— start of Source material —

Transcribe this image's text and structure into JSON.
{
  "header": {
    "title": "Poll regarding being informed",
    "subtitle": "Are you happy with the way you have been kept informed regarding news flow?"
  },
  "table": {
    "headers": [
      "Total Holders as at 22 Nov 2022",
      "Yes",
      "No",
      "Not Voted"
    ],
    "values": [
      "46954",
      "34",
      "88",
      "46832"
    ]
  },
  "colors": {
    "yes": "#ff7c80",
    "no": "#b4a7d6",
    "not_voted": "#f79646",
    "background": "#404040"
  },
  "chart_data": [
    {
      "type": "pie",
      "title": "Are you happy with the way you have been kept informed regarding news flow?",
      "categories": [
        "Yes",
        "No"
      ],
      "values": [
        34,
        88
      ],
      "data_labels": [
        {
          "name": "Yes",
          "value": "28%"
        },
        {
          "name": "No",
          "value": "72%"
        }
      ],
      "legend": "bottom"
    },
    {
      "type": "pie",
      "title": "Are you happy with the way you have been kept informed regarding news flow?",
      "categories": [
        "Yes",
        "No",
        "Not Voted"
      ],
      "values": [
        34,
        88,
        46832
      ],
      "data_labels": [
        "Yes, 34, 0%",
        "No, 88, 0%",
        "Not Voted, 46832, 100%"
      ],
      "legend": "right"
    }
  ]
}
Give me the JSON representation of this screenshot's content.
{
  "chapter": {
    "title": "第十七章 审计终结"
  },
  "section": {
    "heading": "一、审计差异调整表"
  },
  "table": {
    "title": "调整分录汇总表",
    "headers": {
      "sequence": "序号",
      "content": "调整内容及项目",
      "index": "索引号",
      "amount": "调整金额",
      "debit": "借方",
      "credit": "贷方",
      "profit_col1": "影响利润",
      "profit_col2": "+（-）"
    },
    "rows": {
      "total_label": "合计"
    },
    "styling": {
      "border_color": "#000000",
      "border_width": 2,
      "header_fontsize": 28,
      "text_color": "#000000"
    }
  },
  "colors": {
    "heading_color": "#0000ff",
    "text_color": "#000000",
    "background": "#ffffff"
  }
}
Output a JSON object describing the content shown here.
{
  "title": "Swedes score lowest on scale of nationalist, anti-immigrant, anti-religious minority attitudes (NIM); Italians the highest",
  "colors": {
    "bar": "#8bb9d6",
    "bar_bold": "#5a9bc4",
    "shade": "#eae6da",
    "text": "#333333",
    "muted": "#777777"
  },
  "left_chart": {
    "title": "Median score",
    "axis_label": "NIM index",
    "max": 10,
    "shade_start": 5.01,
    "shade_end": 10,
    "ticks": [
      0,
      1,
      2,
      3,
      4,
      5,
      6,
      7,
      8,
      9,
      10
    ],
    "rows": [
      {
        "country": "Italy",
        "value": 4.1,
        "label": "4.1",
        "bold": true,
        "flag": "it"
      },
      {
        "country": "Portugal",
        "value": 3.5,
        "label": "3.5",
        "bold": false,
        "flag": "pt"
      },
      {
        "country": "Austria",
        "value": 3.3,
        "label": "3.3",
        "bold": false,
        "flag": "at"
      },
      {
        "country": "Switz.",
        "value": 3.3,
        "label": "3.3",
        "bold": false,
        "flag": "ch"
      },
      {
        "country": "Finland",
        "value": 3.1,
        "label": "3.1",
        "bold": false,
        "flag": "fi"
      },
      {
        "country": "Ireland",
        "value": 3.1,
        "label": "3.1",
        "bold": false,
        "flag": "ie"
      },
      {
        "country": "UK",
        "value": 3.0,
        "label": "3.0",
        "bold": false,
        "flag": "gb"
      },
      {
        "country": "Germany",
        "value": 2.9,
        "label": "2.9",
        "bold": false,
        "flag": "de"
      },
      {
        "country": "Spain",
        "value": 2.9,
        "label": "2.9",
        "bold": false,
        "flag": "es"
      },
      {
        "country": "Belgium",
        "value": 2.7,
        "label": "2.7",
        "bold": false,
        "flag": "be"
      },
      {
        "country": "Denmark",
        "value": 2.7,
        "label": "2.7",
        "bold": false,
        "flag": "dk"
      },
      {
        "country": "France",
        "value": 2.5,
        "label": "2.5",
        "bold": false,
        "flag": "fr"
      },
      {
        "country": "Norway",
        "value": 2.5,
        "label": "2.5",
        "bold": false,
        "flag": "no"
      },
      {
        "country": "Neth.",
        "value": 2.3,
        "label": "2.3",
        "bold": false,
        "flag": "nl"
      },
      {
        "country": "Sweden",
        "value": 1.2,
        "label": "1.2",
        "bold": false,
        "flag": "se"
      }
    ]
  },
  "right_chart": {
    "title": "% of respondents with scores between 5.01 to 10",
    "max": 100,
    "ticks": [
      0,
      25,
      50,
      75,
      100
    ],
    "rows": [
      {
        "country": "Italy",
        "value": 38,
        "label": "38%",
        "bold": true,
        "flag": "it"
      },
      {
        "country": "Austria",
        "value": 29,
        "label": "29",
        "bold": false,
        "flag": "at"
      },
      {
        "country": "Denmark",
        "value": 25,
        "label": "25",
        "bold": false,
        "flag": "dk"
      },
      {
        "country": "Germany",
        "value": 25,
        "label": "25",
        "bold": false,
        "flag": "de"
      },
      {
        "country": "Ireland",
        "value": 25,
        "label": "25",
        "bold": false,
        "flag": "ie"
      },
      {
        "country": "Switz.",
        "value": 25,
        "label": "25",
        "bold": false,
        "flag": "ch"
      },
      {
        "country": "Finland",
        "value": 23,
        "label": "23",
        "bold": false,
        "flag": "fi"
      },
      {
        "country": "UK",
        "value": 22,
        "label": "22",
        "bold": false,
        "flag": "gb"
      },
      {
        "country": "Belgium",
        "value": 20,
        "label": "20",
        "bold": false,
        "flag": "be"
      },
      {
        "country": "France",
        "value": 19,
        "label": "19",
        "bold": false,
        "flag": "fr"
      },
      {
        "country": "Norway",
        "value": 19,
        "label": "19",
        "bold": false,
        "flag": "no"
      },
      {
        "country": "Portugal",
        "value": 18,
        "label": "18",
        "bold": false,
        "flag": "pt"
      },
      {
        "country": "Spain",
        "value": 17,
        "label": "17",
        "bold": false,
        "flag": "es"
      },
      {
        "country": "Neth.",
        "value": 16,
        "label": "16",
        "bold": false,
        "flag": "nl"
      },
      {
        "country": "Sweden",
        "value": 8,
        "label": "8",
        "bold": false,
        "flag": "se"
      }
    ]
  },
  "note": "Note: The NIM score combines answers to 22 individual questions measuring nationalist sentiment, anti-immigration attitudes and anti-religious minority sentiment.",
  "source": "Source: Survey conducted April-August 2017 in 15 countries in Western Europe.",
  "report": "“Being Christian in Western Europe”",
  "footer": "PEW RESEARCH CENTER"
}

— end of Source material —

Exercise instructions
Identify the lines in the entries that hold "with" and return each one.

Exercise output
    "subtitle": "Are you happy with the way you have been kept informed regarding news flow?"
      "title": "Are you happy with the way you have been kept informed regarding news flow?",
      "title": "Are you happy with the way you have been kept informed regarding news flow?",
    "title": "% of respondents with scores between 5.01 to 10",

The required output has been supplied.